- [TASK DIRECTIONS]: What lines of the data hold the string "jika"? Pull each one out.

Saved data entries:
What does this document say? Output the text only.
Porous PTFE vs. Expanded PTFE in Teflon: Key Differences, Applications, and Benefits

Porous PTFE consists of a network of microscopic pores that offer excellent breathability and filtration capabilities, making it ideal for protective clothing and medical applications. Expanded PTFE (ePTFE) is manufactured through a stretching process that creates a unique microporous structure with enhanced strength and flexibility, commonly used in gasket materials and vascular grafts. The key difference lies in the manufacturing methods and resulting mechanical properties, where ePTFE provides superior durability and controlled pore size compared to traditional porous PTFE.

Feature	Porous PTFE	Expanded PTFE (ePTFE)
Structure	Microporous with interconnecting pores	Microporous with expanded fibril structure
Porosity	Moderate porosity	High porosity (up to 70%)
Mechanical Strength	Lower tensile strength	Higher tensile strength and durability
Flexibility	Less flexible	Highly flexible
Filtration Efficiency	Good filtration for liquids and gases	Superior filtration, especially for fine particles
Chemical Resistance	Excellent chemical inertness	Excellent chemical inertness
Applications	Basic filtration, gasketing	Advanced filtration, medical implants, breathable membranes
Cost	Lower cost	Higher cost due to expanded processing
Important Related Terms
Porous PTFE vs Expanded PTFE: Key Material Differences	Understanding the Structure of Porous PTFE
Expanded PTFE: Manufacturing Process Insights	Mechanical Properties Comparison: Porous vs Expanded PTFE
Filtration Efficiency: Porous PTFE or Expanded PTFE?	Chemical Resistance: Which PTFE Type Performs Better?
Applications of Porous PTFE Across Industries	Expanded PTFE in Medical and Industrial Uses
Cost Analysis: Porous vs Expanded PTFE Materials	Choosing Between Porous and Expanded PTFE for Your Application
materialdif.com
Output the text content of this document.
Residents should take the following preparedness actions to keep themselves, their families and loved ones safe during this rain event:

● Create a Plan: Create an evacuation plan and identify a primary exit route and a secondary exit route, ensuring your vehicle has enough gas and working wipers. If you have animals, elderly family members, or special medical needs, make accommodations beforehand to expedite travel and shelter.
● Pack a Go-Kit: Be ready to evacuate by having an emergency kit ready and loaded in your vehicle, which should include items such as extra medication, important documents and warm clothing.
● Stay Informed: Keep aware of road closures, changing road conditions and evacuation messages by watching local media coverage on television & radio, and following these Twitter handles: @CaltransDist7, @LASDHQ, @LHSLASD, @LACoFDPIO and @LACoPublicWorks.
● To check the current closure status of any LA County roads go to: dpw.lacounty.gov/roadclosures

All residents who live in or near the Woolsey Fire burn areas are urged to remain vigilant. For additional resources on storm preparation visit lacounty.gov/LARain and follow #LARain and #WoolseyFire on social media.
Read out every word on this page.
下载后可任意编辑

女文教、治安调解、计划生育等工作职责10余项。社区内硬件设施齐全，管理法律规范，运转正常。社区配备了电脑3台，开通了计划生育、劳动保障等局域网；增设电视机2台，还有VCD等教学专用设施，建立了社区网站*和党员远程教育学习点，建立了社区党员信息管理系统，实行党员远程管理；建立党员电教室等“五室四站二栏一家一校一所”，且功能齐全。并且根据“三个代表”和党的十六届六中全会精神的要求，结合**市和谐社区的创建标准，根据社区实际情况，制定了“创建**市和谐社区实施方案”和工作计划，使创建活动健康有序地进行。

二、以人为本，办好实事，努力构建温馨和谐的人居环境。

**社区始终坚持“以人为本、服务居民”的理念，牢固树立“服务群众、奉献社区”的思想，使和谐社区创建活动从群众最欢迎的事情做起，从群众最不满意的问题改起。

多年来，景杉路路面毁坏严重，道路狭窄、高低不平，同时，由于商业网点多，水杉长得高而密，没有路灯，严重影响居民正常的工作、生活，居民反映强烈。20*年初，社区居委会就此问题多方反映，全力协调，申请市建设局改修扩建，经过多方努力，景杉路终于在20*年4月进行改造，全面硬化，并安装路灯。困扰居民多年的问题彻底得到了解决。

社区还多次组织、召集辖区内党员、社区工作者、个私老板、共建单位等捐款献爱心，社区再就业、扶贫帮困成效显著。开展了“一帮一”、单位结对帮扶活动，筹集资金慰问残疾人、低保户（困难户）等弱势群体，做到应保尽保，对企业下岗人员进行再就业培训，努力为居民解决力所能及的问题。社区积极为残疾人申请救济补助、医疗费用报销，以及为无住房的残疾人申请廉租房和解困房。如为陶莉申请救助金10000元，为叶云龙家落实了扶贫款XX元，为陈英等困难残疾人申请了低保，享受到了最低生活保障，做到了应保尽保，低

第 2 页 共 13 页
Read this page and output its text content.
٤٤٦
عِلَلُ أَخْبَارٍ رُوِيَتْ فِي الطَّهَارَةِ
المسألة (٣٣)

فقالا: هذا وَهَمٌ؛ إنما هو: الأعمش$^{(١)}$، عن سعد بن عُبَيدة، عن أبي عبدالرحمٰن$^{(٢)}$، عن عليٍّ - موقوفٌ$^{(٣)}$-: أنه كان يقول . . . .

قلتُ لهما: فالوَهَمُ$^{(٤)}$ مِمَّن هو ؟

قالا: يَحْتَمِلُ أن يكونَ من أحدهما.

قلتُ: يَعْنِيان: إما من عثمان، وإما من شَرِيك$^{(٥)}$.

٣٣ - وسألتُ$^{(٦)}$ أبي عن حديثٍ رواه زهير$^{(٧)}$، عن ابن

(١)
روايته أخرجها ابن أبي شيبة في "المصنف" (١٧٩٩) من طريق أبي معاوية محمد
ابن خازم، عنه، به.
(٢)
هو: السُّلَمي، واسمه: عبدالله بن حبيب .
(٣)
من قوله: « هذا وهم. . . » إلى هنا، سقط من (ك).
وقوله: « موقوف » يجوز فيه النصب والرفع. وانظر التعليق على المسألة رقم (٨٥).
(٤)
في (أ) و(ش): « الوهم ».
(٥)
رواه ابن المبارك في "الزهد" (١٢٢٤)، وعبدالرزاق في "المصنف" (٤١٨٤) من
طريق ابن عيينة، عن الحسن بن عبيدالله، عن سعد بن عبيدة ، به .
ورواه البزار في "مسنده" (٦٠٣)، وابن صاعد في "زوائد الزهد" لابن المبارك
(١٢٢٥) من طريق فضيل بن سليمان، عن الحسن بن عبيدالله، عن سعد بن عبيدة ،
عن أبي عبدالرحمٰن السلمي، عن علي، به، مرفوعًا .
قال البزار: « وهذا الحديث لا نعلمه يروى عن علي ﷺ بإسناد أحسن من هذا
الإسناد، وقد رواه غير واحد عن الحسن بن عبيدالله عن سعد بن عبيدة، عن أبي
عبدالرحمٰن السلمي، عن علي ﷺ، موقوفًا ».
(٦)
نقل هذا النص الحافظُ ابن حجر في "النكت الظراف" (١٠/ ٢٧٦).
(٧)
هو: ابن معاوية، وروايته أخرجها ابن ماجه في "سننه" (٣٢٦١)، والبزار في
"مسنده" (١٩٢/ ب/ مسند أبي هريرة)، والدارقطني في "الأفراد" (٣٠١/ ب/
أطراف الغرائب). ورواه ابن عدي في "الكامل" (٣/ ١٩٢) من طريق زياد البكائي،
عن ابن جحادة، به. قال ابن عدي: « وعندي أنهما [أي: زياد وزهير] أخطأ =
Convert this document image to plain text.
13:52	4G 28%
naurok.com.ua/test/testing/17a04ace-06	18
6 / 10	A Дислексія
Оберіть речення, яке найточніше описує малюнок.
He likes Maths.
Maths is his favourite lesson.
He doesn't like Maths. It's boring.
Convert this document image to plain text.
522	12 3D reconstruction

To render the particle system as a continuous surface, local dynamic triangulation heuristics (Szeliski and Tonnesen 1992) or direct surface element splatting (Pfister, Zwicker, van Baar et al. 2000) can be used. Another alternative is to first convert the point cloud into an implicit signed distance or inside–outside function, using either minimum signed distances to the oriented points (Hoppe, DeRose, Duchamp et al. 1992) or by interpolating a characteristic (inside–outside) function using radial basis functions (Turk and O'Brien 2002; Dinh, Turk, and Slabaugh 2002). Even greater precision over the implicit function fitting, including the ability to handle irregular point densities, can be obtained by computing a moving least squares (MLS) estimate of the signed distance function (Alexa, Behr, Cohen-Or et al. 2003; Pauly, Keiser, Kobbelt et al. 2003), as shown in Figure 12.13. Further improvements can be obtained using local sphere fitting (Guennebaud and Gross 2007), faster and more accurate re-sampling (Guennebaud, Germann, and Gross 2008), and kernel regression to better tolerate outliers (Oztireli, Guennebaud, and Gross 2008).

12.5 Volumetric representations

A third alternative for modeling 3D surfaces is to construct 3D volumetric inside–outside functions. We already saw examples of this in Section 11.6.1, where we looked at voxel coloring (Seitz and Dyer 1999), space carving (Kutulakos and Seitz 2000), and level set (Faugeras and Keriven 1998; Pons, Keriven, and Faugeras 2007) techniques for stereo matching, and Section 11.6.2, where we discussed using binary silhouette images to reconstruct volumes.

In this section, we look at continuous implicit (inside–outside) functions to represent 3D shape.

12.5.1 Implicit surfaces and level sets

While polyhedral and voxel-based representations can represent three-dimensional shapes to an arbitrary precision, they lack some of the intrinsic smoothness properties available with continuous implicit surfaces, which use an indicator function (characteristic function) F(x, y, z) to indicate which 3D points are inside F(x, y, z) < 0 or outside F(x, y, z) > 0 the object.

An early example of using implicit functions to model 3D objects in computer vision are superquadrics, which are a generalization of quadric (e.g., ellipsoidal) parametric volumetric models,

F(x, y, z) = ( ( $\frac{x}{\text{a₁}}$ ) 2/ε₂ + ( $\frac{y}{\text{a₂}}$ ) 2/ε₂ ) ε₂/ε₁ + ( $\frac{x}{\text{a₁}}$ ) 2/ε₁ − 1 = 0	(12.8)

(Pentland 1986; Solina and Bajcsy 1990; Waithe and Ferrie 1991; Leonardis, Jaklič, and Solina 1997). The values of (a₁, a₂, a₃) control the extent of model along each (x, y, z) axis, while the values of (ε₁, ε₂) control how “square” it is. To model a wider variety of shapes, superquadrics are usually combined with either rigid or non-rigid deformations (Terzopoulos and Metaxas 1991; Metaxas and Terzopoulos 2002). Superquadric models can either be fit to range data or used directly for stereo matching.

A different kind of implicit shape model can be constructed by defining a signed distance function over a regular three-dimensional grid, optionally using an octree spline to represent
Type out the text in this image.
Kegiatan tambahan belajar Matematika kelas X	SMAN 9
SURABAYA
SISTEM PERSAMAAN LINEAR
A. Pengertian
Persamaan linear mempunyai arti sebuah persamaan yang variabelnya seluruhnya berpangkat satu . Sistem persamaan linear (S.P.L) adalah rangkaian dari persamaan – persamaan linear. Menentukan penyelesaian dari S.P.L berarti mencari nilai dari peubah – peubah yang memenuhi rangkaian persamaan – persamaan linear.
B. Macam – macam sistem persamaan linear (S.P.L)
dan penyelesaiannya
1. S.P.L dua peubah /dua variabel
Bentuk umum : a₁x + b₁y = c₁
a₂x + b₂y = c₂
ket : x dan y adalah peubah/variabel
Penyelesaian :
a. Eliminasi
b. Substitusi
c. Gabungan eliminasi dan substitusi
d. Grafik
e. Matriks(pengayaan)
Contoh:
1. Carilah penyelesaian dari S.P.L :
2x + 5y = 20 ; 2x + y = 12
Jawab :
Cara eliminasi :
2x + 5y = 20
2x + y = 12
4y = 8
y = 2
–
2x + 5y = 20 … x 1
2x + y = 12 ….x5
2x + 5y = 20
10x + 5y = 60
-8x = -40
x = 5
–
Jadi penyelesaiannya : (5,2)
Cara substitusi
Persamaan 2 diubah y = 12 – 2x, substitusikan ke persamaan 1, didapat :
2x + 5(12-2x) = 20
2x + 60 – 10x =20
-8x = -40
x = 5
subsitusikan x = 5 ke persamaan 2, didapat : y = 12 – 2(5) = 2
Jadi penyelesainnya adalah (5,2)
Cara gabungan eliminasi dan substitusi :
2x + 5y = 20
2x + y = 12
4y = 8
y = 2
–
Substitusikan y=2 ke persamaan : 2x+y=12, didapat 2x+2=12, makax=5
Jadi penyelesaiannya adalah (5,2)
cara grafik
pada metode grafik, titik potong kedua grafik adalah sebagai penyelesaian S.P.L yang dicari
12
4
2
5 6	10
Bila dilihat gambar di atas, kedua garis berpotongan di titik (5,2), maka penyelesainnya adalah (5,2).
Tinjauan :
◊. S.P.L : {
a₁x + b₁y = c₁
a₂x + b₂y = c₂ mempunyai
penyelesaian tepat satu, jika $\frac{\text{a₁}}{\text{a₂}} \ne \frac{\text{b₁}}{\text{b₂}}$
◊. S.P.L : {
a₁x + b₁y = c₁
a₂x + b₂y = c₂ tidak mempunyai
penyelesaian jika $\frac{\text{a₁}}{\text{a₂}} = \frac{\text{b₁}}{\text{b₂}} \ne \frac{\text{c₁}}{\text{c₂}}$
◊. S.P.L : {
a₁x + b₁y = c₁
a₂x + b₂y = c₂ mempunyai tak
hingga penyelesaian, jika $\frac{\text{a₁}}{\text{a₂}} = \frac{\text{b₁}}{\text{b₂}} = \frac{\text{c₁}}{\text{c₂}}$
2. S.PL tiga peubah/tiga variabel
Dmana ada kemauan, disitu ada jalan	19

- [SOLVED EXERCISE]:
penyelesaian tepat satu, jika $\frac{\text{a₁}}{\text{a₂}} \ne \frac{\text{b₁}}{\text{b₂}}$
penyelesaian jika $\frac{\text{a₁}}{\text{a₂}} = \frac{\text{b₁}}{\text{b₂}} \ne \frac{\text{c₁}}{\text{c₂}}$
hingga penyelesaian, jika $\frac{\text{a₁}}{\text{a₂}} = \frac{\text{b₁}}{\text{b₂}} = \frac{\text{c₁}}{\text{c₂}}$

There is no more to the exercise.